● Prompt
Identify the lines containing the word "정기총회". Copy each one.

● Recorded data
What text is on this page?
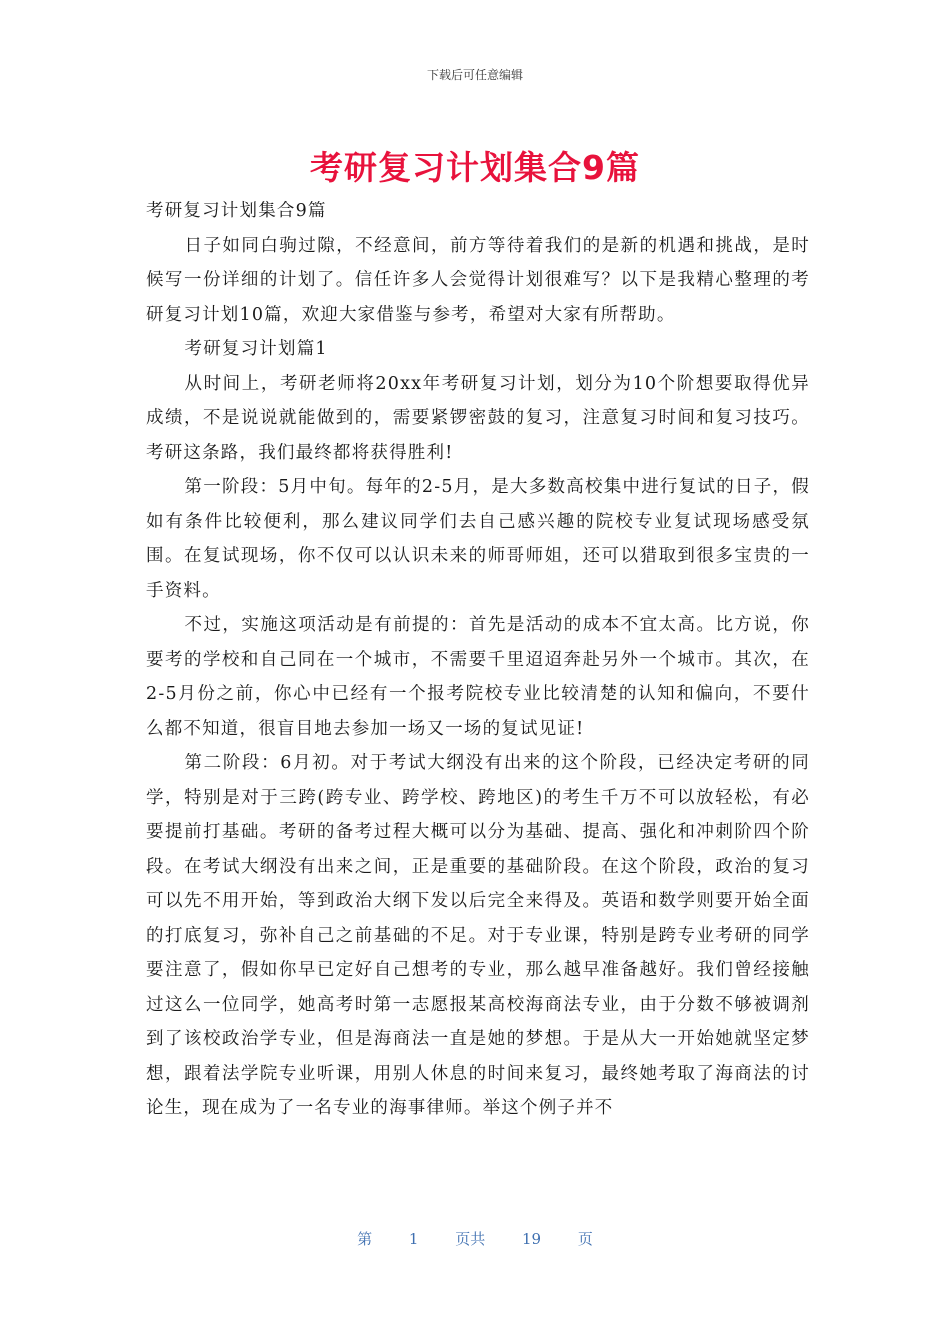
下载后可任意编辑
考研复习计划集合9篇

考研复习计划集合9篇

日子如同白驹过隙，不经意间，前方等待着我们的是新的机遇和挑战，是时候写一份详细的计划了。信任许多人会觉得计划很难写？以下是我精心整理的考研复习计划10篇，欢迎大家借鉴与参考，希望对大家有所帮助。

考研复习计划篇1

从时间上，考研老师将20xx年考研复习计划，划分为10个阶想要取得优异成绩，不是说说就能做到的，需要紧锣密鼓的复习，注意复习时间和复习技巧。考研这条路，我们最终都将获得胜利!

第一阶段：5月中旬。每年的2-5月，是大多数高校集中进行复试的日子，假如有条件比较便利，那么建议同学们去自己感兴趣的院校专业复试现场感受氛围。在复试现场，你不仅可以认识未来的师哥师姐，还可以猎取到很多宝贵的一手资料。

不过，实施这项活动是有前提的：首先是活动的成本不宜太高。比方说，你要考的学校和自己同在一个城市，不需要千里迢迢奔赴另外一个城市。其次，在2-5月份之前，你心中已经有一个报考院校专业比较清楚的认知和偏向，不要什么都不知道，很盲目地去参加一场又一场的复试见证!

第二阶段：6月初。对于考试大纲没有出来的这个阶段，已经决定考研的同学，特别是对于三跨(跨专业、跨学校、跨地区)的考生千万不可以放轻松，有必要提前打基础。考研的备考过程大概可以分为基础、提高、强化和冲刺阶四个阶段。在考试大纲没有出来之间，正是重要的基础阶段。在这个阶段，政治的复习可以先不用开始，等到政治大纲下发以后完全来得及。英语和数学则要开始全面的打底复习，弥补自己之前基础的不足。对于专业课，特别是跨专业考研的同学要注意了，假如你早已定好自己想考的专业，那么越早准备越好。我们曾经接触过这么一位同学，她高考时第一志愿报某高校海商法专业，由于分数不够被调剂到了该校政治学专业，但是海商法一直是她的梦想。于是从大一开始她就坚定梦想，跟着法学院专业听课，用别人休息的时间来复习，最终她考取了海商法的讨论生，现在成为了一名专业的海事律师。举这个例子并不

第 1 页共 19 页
...
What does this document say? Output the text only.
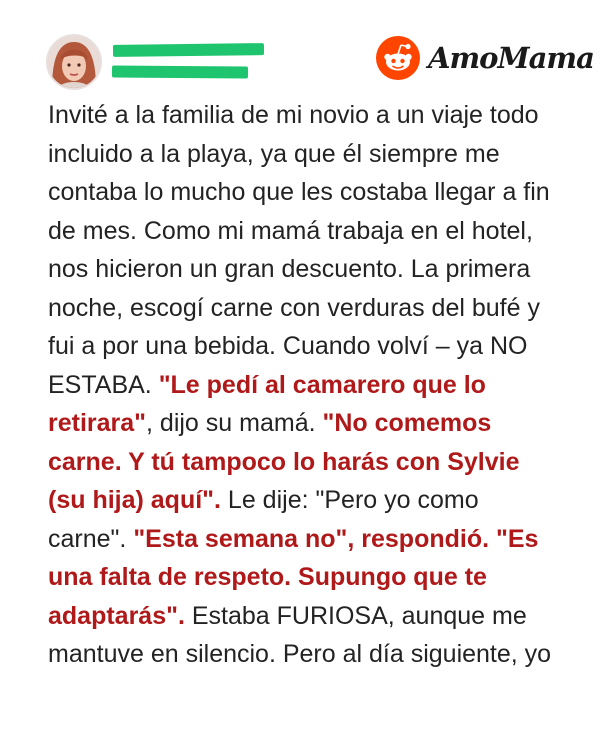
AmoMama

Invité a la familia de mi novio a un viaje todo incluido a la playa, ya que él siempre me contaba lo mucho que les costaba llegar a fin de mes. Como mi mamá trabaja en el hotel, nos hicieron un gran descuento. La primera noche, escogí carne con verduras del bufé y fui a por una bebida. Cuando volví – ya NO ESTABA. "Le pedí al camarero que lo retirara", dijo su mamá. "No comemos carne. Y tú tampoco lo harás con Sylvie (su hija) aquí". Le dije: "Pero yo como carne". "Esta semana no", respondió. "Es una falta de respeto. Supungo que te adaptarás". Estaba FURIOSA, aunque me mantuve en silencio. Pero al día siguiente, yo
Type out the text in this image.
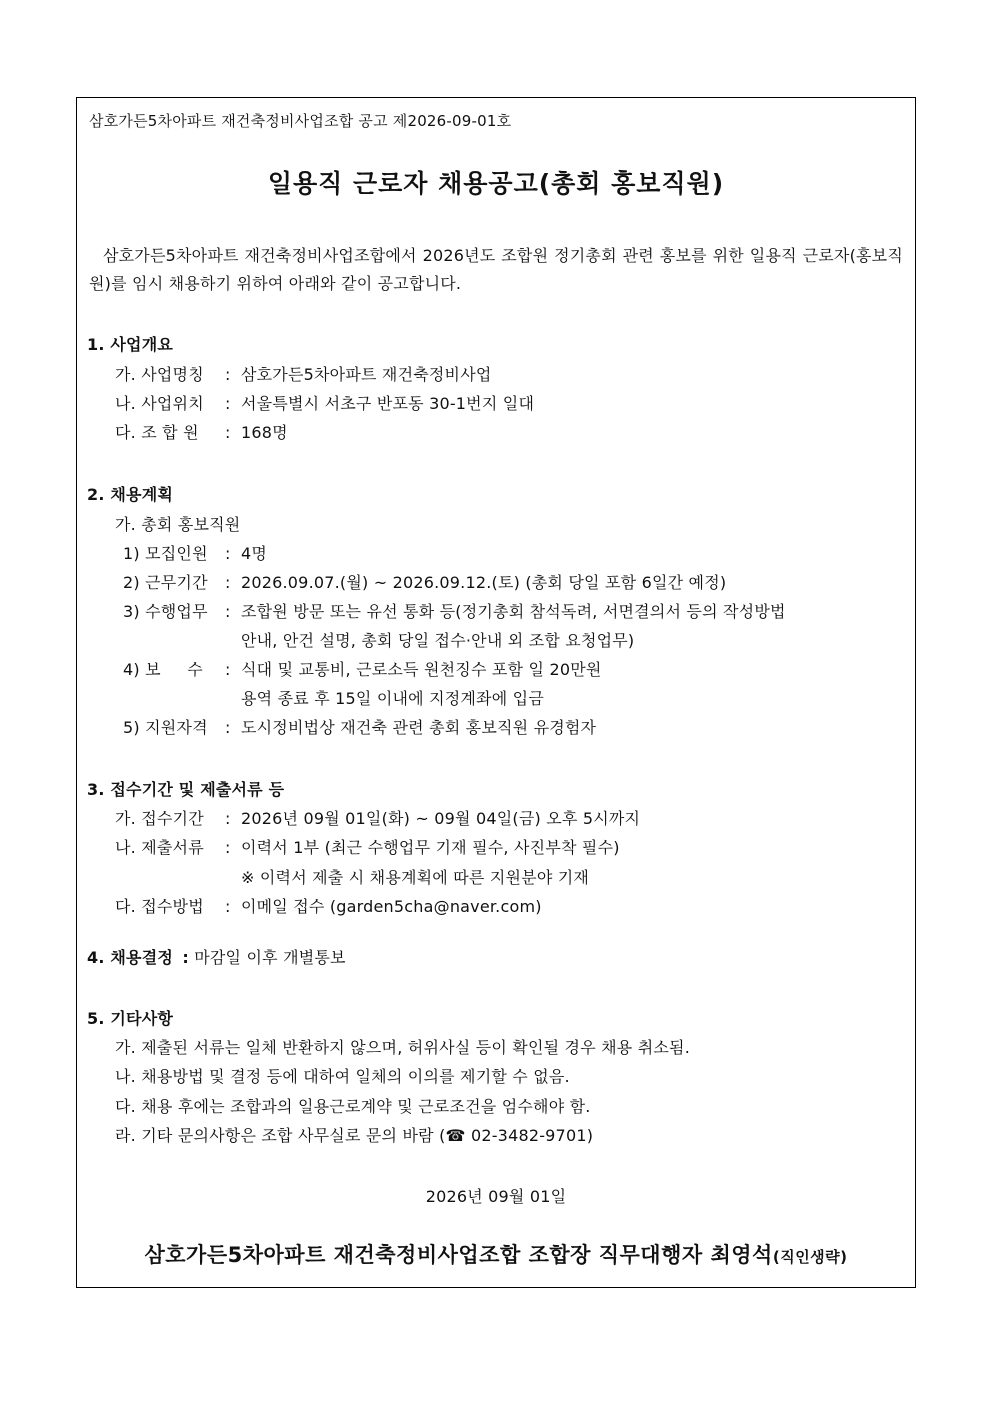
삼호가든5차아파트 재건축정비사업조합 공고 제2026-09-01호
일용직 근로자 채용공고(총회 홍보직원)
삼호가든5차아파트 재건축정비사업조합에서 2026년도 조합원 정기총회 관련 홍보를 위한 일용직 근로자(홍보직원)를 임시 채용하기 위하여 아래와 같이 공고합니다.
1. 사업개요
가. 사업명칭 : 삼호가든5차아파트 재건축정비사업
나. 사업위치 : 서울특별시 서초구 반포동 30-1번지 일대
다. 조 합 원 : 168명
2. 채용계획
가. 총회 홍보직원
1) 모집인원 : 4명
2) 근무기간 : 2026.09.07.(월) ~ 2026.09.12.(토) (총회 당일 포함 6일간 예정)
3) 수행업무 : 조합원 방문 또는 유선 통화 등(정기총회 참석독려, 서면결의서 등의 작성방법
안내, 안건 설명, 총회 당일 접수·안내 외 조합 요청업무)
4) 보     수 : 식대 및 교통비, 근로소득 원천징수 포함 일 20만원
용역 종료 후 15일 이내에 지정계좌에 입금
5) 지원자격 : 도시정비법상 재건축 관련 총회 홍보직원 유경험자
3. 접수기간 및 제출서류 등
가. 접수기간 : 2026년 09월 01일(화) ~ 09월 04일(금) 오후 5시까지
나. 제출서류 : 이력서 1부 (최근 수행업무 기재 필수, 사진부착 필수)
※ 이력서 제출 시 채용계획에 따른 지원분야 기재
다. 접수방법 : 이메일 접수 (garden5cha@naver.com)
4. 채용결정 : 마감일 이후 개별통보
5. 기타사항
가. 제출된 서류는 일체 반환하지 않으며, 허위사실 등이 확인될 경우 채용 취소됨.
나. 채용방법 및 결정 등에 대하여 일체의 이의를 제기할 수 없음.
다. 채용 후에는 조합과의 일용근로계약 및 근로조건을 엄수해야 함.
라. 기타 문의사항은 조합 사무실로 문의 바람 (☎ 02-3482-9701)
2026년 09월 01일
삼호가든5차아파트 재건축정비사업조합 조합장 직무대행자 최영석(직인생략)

● Task output
삼호가든5차아파트 재건축정비사업조합에서 2026년도 조합원 정기총회 관련 홍보를 위한 일용직 근로자(홍보직원)를 임시 채용하기 위하여 아래와 같이 공고합니다.
3) 수행업무 : 조합원 방문 또는 유선 통화 등(정기총회 참석독려, 서면결의서 등의 작성방법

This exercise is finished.